▶ RECORDS
(begin)

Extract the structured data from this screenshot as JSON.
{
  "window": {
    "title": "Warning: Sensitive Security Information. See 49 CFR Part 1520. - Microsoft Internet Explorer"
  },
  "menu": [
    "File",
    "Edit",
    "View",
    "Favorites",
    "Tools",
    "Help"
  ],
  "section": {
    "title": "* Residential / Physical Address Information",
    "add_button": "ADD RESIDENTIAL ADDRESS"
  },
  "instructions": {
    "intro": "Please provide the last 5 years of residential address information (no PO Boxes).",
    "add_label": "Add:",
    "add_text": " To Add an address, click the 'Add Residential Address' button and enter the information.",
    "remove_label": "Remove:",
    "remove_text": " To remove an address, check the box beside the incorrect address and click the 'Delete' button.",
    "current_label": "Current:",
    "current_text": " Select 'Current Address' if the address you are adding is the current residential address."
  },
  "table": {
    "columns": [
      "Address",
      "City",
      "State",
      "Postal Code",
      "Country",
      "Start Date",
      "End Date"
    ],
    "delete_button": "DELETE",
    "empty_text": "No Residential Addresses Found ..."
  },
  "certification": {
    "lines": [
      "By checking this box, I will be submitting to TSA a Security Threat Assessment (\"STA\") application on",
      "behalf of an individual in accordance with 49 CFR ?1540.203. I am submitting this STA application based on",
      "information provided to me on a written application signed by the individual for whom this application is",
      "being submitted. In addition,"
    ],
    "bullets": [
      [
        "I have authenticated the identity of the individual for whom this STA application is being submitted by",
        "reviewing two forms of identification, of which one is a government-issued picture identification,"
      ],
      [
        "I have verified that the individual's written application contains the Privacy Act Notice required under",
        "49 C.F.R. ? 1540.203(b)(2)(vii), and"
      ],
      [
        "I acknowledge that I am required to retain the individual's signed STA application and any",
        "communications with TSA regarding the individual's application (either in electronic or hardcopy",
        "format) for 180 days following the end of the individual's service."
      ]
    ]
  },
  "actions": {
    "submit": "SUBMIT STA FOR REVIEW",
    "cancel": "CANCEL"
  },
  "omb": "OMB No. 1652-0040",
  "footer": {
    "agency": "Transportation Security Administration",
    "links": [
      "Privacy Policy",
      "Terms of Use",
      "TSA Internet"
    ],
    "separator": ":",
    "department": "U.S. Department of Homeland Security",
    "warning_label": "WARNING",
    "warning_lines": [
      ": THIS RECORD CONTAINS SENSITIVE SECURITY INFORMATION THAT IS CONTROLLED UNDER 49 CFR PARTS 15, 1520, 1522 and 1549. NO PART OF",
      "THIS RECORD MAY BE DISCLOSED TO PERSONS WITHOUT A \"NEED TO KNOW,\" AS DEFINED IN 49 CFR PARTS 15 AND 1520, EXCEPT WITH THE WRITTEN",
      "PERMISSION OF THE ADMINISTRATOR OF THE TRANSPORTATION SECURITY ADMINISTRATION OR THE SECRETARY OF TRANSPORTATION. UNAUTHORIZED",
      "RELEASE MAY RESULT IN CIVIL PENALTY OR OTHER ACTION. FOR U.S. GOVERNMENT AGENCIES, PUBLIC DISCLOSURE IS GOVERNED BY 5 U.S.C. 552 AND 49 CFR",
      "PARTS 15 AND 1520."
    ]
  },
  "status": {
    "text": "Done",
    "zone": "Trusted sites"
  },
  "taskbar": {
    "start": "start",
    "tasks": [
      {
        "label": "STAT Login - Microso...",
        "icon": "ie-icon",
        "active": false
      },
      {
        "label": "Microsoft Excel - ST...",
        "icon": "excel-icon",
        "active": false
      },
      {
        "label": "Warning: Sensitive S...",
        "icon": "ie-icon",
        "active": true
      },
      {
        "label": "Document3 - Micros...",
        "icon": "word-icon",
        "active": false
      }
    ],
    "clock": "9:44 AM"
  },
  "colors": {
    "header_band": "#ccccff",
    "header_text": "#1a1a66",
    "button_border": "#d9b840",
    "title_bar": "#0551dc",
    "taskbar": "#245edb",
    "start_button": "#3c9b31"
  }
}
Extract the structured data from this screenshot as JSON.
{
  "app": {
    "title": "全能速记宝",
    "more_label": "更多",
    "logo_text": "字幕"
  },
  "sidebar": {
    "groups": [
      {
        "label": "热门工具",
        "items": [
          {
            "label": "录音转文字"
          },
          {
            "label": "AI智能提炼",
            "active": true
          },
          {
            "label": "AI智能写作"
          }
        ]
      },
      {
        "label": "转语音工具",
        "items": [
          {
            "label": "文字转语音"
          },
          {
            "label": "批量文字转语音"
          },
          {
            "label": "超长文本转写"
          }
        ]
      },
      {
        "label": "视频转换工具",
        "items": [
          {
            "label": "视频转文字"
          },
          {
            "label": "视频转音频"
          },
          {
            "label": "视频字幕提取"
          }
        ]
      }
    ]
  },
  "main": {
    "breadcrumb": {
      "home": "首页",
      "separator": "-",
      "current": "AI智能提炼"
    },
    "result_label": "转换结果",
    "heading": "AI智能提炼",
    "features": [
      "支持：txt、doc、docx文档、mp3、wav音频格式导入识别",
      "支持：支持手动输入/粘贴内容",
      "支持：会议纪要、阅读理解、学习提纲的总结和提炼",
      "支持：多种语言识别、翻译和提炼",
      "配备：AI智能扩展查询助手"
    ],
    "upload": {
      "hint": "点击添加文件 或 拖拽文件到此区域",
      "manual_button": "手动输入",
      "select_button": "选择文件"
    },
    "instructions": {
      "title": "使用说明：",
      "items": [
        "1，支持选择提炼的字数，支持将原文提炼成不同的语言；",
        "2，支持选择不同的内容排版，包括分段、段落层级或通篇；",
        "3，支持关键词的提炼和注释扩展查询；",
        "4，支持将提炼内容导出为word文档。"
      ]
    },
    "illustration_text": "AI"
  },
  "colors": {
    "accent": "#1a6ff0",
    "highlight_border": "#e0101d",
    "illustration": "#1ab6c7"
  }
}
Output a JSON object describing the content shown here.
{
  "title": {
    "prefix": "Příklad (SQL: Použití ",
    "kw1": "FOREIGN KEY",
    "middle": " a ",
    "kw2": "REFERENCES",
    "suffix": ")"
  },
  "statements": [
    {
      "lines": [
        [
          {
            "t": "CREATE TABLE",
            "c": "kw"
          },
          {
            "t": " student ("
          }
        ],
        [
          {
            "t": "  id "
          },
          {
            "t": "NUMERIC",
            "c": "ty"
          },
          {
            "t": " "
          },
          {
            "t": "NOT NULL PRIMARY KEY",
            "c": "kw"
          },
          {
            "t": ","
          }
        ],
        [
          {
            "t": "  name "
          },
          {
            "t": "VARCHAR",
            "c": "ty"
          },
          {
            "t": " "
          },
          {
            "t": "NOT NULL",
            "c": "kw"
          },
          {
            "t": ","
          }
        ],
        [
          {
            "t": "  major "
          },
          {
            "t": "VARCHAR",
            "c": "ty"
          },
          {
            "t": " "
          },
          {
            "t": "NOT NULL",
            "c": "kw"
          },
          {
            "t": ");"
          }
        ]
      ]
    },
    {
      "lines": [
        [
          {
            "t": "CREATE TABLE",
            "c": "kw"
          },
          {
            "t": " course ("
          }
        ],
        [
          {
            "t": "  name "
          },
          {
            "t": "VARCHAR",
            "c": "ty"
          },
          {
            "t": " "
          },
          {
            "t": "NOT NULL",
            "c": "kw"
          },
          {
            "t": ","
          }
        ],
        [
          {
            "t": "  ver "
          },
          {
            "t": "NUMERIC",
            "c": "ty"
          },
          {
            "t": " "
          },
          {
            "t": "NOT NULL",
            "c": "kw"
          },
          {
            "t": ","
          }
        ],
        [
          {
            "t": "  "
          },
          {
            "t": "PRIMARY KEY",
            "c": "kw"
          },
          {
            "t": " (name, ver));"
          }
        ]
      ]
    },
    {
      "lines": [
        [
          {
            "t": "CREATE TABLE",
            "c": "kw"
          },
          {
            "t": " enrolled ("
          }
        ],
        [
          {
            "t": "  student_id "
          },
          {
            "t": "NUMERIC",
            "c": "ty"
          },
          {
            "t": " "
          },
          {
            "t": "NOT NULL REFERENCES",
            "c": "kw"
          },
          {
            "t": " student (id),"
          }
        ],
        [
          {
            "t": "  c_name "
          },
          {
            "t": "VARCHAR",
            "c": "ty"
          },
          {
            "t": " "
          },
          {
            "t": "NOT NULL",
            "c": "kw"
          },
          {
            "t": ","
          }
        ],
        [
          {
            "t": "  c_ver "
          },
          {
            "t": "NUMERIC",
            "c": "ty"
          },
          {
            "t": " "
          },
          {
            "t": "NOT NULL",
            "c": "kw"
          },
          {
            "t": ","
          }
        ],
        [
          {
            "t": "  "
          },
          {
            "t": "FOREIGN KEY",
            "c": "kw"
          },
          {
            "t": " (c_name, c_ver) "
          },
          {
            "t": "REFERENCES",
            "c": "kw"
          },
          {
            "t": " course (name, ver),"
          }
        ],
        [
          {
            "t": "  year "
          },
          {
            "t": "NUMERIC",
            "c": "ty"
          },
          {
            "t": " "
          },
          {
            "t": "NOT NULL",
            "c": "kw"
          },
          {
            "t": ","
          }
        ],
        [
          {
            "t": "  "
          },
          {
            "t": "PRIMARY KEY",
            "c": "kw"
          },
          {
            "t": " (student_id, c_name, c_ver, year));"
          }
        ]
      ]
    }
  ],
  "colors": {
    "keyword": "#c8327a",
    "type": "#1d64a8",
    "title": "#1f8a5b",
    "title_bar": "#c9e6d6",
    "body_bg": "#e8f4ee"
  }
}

(end)

▶ WORK TO COMPLETE
Your task is to report how many lines of the material include the string "whom". Give the number and no other words.

▶ THE RESPONSE
2